» Given instruction
Restate the entries word for word, omitting nothing.

» Records provided
##############################

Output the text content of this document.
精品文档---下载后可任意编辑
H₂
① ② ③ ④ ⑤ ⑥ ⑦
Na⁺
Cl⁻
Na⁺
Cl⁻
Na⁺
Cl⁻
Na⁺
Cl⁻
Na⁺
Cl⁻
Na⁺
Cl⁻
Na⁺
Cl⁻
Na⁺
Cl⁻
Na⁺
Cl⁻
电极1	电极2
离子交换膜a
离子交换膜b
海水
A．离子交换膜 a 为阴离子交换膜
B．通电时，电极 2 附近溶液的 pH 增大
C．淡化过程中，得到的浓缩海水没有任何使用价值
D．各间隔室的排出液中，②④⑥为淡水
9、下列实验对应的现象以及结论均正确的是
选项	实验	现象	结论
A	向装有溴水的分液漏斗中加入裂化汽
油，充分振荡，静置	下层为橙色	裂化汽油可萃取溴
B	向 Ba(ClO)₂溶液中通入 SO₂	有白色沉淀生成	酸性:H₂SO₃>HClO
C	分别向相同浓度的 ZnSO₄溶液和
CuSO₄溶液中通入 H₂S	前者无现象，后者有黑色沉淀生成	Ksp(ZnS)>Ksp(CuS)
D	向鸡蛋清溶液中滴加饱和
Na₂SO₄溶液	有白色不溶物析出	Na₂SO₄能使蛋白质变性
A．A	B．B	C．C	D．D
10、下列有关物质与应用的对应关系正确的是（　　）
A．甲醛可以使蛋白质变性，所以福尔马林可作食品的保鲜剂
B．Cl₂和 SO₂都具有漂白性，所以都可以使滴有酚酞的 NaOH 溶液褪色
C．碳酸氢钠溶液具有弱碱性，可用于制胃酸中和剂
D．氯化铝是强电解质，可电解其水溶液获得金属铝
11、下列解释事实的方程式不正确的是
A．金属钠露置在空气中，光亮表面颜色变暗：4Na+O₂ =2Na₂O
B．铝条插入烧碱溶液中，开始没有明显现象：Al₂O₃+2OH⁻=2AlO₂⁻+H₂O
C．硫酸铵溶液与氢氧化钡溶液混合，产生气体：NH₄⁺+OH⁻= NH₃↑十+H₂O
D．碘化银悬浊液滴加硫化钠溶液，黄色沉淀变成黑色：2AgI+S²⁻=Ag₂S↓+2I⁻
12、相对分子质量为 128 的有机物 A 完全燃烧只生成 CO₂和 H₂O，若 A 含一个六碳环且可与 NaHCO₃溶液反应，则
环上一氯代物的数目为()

##############################

» The result
Output the text content of this document.
精品文档---下载后可任意编辑
H₂
① ② ③ ④ ⑤ ⑥ ⑦
Na⁺
Cl⁻
Na⁺
Cl⁻
Na⁺
Cl⁻
Na⁺
Cl⁻
Na⁺
Cl⁻
Na⁺
Cl⁻
Na⁺
Cl⁻
Na⁺
Cl⁻
Na⁺
Cl⁻
电极1	电极2
离子交换膜a
离子交换膜b
海水
A．离子交换膜 a 为阴离子交换膜
B．通电时，电极 2 附近溶液的 pH 增大
C．淡化过程中，得到的浓缩海水没有任何使用价值
D．各间隔室的排出液中，②④⑥为淡水
9、下列实验对应的现象以及结论均正确的是
选项	实验	现象	结论
A	向装有溴水的分液漏斗中加入裂化汽
油，充分振荡，静置	下层为橙色	裂化汽油可萃取溴
B	向 Ba(ClO)₂溶液中通入 SO₂	有白色沉淀生成	酸性:H₂SO₃>HClO
C	分别向相同浓度的 ZnSO₄溶液和
CuSO₄溶液中通入 H₂S	前者无现象，后者有黑色沉淀生成	Ksp(ZnS)>Ksp(CuS)
D	向鸡蛋清溶液中滴加饱和
Na₂SO₄溶液	有白色不溶物析出	Na₂SO₄能使蛋白质变性
A．A	B．B	C．C	D．D
10、下列有关物质与应用的对应关系正确的是（　　）
A．甲醛可以使蛋白质变性，所以福尔马林可作食品的保鲜剂
B．Cl₂和 SO₂都具有漂白性，所以都可以使滴有酚酞的 NaOH 溶液褪色
C．碳酸氢钠溶液具有弱碱性，可用于制胃酸中和剂
D．氯化铝是强电解质，可电解其水溶液获得金属铝
11、下列解释事实的方程式不正确的是
A．金属钠露置在空气中，光亮表面颜色变暗：4Na+O₂ =2Na₂O
B．铝条插入烧碱溶液中，开始没有明显现象：Al₂O₃+2OH⁻=2AlO₂⁻+H₂O
C．硫酸铵溶液与氢氧化钡溶液混合，产生气体：NH₄⁺+OH⁻= NH₃↑十+H₂O
D．碘化银悬浊液滴加硫化钠溶液，黄色沉淀变成黑色：2AgI+S²⁻=Ag₂S↓+2I⁻
12、相对分子质量为 128 的有机物 A 完全燃烧只生成 CO₂和 H₂O，若 A 含一个六碳环且可与 NaHCO₃溶液反应，则
环上一氯代物的数目为()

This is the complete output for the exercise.